== READING PASSAGE ==
By taking a thorough history and performing a physical exam, Dr. Esposito suspected the source of Timothy’s pain was his left sacroiliac (SI) joint.

The human body has two SI joints, one on each side of the lower back. They join the top of the pelvis (ilium) to the sacrum, the triangular bony structure at the base of the spine. The joints serve as shock absorbers for the spine and transfer torque forces from the legs to the spine. They are supported by several ligaments.

“Like any weight-bearing joint, the SI joints can become arthritic with age,” Dr. Esposito contends. “They can also be injured in traumas such as falls or motor vehicle accidents. Ligamentous loosening during pregnancy can also cause instability and SI joint pain.

“They can become sources of pain after hip replacement or spinal fusion surgery, as they must then contend with the durability and strength of the metal. People who undergo those surgeries are at increased risk for SI joint dysfunction.”

Dr. Esposito next injected a numbing medication into Timothy’s left SI joint. The medicine immediately relieved the pain, confirming that the joint was the source of problem.

“Mr. Schuller’s SI joint has undergone degenerative changes and was arthritic,” Dr. Esposito explains. “Unfortunately, we cannot replace the SI joint like we can the hip or knee. But we can fuse it so that it no longer causes pain.”

In the past, SI joint fusion was a major surgery performed in an inpatient hospital setting, typically using large screws. It posed a significant risk to the sciatic nerve and blood vessels in approaching the joint and required a long recovery. Dr. Esposito, however, offers an innovative, minimally invasive approach to fusing the SI joint and stabilizing it.

“The approach is similar to that of an SI joint injection,” the doctor reveals. “Under fluoroscopic guidance, we insert a small pin into the joint. Over top of that pin, we place a tool that serves as a working cannula, or tube.

“Through that tube we prepare the joint and then place two bone grafts and a material called demineralized bone matrix, or DBM. The DBM acts as a scaffold of sorts for the bone grafts and the bones of the SI joint to grow together. This allows for immediate joint stability and an ideal environment for fusion and less pain.”

Because the procedure is performed using a posterior approach, through two small incisions in the lower back utilizing the shortest and safest access to the SI joint, this results in less surgical trauma, reduced blood loss, shorter surgery times and faster recovery.
===
== SOURCE INFORMATION ==
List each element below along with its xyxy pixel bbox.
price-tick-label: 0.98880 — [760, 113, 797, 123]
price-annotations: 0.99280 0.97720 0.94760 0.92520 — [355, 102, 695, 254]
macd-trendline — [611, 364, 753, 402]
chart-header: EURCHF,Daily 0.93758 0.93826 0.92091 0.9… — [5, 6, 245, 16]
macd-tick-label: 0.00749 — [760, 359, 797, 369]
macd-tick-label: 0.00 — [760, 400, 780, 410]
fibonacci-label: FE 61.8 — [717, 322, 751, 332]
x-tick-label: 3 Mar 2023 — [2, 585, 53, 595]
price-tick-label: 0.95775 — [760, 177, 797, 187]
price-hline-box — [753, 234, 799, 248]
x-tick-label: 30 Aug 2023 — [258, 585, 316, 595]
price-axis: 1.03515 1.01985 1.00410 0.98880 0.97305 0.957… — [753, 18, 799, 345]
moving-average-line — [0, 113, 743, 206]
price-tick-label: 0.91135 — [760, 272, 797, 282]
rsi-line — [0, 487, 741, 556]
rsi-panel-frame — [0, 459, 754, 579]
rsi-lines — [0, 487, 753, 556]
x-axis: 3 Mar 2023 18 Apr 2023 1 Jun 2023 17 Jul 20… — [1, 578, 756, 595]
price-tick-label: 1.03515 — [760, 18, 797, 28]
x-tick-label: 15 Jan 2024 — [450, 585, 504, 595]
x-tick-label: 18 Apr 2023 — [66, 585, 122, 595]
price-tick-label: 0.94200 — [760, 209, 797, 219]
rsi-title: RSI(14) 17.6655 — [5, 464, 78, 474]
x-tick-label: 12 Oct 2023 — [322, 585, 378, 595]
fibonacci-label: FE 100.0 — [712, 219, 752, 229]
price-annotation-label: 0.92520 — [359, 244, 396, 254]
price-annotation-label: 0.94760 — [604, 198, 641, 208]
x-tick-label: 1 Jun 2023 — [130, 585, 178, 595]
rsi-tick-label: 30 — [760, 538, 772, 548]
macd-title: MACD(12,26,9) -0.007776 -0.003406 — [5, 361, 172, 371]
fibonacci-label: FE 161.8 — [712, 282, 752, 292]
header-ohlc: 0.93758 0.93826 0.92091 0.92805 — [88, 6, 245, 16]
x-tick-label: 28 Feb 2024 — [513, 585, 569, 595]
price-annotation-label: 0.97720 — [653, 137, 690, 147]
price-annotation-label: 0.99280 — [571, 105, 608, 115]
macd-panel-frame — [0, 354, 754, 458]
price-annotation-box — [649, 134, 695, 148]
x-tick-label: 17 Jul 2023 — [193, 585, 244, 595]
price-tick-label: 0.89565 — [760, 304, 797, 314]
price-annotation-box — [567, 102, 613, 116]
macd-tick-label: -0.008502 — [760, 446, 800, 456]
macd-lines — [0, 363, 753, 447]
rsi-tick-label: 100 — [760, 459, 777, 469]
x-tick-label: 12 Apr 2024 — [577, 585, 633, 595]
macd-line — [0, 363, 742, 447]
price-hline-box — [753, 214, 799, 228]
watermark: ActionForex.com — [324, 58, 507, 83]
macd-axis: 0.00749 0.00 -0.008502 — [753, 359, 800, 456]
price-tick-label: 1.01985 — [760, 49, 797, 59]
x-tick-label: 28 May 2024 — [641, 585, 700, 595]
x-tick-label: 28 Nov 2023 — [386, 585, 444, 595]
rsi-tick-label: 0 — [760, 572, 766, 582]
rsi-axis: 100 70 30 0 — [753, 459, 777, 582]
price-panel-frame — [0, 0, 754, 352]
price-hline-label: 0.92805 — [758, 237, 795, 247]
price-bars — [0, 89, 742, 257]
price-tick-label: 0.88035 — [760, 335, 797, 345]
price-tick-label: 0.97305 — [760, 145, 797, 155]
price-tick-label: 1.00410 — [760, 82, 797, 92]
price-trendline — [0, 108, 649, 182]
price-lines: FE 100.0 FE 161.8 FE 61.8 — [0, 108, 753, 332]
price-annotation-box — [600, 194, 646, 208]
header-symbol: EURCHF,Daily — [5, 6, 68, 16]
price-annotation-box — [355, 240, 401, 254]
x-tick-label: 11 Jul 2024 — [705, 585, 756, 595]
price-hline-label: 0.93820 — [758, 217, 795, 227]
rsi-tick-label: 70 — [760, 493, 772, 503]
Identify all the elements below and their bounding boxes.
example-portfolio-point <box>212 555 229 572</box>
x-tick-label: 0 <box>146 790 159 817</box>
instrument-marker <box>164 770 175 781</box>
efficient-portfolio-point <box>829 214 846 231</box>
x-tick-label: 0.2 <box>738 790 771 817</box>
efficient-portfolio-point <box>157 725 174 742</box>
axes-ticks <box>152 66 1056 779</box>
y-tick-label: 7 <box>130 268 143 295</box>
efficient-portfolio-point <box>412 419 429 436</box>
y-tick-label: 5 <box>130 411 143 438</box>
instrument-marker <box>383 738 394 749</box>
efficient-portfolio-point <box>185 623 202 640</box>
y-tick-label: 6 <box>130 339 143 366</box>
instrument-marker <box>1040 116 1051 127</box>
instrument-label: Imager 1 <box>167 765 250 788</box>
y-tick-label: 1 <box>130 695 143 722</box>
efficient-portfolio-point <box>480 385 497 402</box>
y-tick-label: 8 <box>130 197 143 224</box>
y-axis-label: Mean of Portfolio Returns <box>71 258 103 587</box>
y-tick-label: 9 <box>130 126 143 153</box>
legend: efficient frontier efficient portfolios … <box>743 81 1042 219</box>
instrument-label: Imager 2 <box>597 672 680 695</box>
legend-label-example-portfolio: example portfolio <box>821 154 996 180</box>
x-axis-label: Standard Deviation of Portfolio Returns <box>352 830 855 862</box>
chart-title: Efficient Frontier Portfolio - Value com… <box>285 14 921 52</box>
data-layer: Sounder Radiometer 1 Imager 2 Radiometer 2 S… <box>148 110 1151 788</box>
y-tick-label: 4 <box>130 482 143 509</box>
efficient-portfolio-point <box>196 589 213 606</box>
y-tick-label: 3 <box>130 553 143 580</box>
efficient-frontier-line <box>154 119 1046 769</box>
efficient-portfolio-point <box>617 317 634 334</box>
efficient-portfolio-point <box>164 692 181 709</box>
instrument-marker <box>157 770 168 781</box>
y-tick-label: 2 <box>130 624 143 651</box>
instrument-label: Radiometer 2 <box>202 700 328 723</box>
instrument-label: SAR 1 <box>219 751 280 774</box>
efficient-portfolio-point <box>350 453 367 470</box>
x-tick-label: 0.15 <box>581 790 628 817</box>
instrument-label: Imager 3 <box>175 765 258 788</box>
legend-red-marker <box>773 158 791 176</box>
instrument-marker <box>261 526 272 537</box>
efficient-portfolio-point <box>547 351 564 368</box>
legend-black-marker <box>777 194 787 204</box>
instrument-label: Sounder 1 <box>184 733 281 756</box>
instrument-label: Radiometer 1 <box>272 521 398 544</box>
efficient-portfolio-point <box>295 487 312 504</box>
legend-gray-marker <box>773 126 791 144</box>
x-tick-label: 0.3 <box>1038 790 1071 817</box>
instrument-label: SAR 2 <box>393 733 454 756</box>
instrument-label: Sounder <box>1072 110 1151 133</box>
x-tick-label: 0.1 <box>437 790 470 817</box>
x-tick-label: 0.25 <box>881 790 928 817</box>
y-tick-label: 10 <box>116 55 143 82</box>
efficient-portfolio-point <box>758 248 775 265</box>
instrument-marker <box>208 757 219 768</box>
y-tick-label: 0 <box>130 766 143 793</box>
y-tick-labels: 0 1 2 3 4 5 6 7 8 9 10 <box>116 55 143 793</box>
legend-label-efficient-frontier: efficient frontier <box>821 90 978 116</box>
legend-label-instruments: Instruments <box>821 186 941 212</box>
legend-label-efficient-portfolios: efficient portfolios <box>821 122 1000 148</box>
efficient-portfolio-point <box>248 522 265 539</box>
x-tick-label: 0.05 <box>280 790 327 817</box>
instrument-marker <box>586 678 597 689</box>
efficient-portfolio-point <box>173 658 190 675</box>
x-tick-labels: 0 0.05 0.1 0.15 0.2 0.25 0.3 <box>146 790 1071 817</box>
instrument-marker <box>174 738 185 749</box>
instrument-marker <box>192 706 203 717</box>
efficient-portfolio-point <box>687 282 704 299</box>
===
• _INSTRUCTIONS FOR THE TASK_:
Write what follows the last sentence of the text about Dr. Esposito's minimally invasive SI joint fusion, placed above the listing.

• _RESPONSE TO THIS TASK_:
Minimally invasive SI fusion is an outpatient procedure that takes about 30 minutes. The recovery time is short. Patients are instructed to take it easy for about two weeks.

“Typically, patients undergoing this procedure realize upwards of 75 to 80 percent pain relief,” Dr. Esposito reports. “Mr. Schuller experienced a fantastic response. He achieved almost complete resolution of his low back pain.”

“Immediate” Relief

Dr. Esposito performed Timothy’s SI joint fusion at an outpatient surgery center in Vero Beach in October. Timothy says the outcome was “100 percent successful.”

“It was the easiest procedure I’ve ever had,” Timothy declares. “Dr. Esposito fused the joint, and I walked out of the surgery center that day. It was almost like I didn’t have a procedure it was so easy.

“The relief was immediate. I noticed a difference as soon as I woke up from the anesthesia. I wasn’t in pain the next day, either. Dr. Esposito gave me pain pills, but I never took one.

“The procedure totally fixed all the pain in my left buttock — and fixed it immediately. My pain level now is zero. Not only can I put on my own shoes without help, I can do whatever I want — without pain.”

Timothy is thrilled with the outcome of his SI joint fusion. He’s just as impressed by the physician who performed the procedure.

“Dr. Esposito is great. He’s young and very into what he’s doing,” Timothy raves. “He’s incredibly nice. He has a great bedside manner, and he really tries to help people. He’s also incredibly intelligent and a very good doctor who really cares about his work.

“I recommend Dr. Esposito to anyone in pain. He’s one of my favorite doctors. Even his office staff is great. I had a really good experience at Interventional Spine & Pain Institute.”